- _Written exercise_: Retype every line of the records below exactly as it appears, but leave the pictures out of your answer.

- _Material_:
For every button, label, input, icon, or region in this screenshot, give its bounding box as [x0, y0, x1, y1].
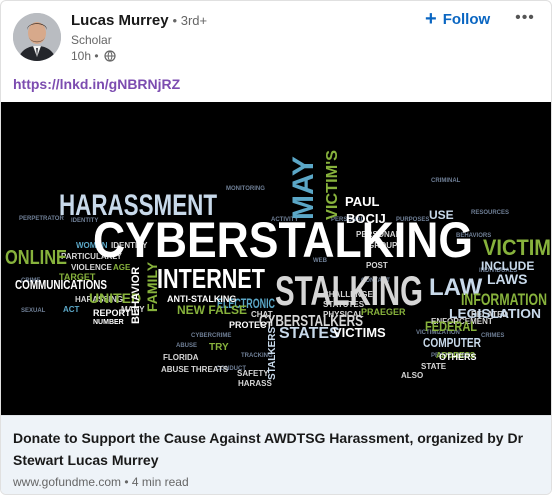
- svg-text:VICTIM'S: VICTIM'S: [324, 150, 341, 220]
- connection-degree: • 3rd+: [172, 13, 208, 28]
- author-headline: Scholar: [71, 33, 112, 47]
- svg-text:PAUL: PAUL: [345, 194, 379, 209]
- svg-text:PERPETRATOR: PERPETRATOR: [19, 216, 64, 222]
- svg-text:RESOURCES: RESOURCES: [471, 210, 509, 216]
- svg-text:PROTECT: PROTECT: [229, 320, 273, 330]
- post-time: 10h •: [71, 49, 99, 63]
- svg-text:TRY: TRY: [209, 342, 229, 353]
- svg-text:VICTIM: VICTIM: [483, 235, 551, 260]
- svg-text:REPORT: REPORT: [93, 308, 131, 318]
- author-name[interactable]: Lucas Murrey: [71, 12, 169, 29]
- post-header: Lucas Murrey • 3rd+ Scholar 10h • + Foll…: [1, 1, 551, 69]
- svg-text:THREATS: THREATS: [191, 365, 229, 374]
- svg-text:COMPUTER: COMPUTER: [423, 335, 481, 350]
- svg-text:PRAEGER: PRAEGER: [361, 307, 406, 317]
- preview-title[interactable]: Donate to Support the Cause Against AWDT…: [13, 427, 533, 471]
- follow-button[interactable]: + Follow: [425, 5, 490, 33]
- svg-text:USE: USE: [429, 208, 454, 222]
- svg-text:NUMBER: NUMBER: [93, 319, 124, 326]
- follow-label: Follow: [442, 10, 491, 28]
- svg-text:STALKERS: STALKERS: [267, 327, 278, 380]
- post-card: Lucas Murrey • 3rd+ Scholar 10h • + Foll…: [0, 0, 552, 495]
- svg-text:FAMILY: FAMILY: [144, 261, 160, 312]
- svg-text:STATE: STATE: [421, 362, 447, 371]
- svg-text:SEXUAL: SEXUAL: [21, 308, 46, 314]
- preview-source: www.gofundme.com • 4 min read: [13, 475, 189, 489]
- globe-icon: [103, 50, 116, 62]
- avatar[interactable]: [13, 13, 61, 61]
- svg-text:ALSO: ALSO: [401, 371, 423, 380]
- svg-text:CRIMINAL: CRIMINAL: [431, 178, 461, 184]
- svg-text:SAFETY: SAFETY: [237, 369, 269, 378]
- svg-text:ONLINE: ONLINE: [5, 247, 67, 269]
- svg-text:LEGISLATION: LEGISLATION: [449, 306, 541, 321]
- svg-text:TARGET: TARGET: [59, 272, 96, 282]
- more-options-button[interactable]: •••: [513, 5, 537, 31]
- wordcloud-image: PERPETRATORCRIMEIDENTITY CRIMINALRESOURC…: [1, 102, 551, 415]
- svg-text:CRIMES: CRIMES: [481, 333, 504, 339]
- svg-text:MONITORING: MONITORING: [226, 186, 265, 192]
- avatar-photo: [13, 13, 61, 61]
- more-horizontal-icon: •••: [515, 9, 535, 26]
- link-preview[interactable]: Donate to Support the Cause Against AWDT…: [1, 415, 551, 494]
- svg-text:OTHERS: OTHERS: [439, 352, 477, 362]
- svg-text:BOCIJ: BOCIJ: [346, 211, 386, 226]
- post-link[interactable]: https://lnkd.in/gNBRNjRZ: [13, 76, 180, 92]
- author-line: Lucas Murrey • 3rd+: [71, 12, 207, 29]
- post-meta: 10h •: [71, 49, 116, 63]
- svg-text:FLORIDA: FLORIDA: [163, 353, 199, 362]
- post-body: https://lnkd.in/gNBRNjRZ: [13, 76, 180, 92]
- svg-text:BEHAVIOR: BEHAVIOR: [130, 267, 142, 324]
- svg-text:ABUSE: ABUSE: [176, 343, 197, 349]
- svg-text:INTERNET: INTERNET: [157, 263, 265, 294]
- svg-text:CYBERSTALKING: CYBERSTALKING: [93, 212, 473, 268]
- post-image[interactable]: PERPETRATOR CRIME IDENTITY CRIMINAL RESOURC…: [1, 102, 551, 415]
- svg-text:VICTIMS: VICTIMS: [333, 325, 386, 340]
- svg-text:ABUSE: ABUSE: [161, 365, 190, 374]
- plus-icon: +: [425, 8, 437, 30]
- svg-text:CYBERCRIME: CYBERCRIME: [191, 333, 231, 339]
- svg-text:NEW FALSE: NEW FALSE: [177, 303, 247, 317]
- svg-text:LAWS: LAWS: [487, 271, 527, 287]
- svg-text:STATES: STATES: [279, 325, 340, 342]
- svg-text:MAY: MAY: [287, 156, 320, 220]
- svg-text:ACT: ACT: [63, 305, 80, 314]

- _Exercise result_:
For every button, label, input, icon, or region in this screenshot, give its bounding box as [x0, y0, x1, y1].
- svg-text:VICTIM'S: VICTIM'S: [324, 150, 341, 220]
- connection-degree: • 3rd+: [172, 13, 208, 28]
- author-headline: Scholar: [71, 33, 112, 47]
- svg-text:PAUL: PAUL: [345, 194, 379, 209]
- svg-text:PERPETRATOR: PERPETRATOR: [19, 216, 64, 222]
- svg-text:RESOURCES: RESOURCES: [471, 210, 509, 216]
- svg-text:PROTECT: PROTECT: [229, 320, 273, 330]
- post-time: 10h •: [71, 49, 99, 63]
- svg-text:TRY: TRY: [209, 342, 229, 353]
- svg-text:VICTIM: VICTIM: [483, 235, 551, 260]
- svg-text:REPORT: REPORT: [93, 308, 131, 318]
- author-name[interactable]: Lucas Murrey: [71, 12, 169, 29]
- post-header: Lucas Murrey • 3rd+ Scholar 10h • + Foll…: [1, 1, 551, 69]
- svg-text:THREATS: THREATS: [191, 365, 229, 374]
- svg-text:COMPUTER: COMPUTER: [423, 335, 481, 350]
- svg-text:PRAEGER: PRAEGER: [361, 307, 406, 317]
- preview-title[interactable]: Donate to Support the Cause Against AWDT…: [13, 427, 533, 471]
- follow-button[interactable]: + Follow: [425, 5, 490, 33]
- svg-text:USE: USE: [429, 208, 454, 222]
- svg-text:NUMBER: NUMBER: [93, 319, 124, 326]
- follow-label: Follow: [442, 10, 491, 28]
- svg-text:STALKERS: STALKERS: [267, 327, 278, 380]
- post-card: Lucas Murrey • 3rd+ Scholar 10h • + Foll…: [0, 0, 552, 495]
- svg-text:FAMILY: FAMILY: [144, 261, 160, 312]
- svg-text:STATE: STATE: [421, 362, 447, 371]
- svg-text:SEXUAL: SEXUAL: [21, 308, 46, 314]
- preview-source: www.gofundme.com • 4 min read: [13, 475, 189, 489]
- globe-icon: [103, 50, 116, 62]
- avatar[interactable]: [13, 13, 61, 61]
- svg-text:ALSO: ALSO: [401, 371, 423, 380]
- svg-text:CRIMINAL: CRIMINAL: [431, 178, 461, 184]
- svg-text:SAFETY: SAFETY: [237, 369, 269, 378]
- svg-text:ONLINE: ONLINE: [5, 247, 67, 269]
- svg-text:LEGISLATION: LEGISLATION: [449, 306, 541, 321]
- svg-text:TARGET: TARGET: [59, 272, 96, 282]
- more-options-button[interactable]: •••: [513, 5, 537, 31]
- wordcloud-image: PERPETRATORCRIMEIDENTITY CRIMINALRESOURC…: [1, 102, 551, 415]
- svg-text:CRIMES: CRIMES: [481, 333, 504, 339]
- svg-text:MONITORING: MONITORING: [226, 186, 265, 192]
- avatar-photo: [13, 13, 61, 61]
- more-horizontal-icon: •••: [515, 9, 535, 26]
- link-preview[interactable]: Donate to Support the Cause Against AWDT…: [1, 415, 551, 494]
- svg-text:OTHERS: OTHERS: [439, 352, 477, 362]
- svg-text:BOCIJ: BOCIJ: [346, 211, 386, 226]
- post-link[interactable]: https://lnkd.in/gNBRNjRZ: [13, 76, 180, 92]
- author-line: Lucas Murrey • 3rd+: [71, 12, 207, 29]
- post-meta: 10h •: [71, 49, 116, 63]
- svg-text:FLORIDA: FLORIDA: [163, 353, 199, 362]
- post-body: https://lnkd.in/gNBRNjRZ: [13, 76, 180, 92]
- svg-text:BEHAVIOR: BEHAVIOR: [130, 267, 142, 324]
- svg-text:ABUSE: ABUSE: [176, 343, 197, 349]
- svg-text:INTERNET: INTERNET: [157, 263, 265, 294]
- svg-text:CYBERSTALKING: CYBERSTALKING: [93, 212, 473, 268]
- post-image[interactable]: PERPETRATOR CRIME IDENTITY CRIMINAL RESOURC…: [1, 102, 551, 415]
- svg-text:VICTIMS: VICTIMS: [333, 325, 386, 340]
- svg-text:ABUSE: ABUSE: [161, 365, 190, 374]
- plus-icon: +: [425, 8, 437, 30]
- svg-text:CYBERCRIME: CYBERCRIME: [191, 333, 231, 339]
- svg-text:NEW FALSE: NEW FALSE: [177, 303, 247, 317]
- svg-text:LAWS: LAWS: [487, 271, 527, 287]
- svg-text:STATES: STATES: [279, 325, 340, 342]
- svg-text:MAY: MAY: [287, 156, 320, 220]
- svg-text:ACT: ACT: [63, 305, 80, 314]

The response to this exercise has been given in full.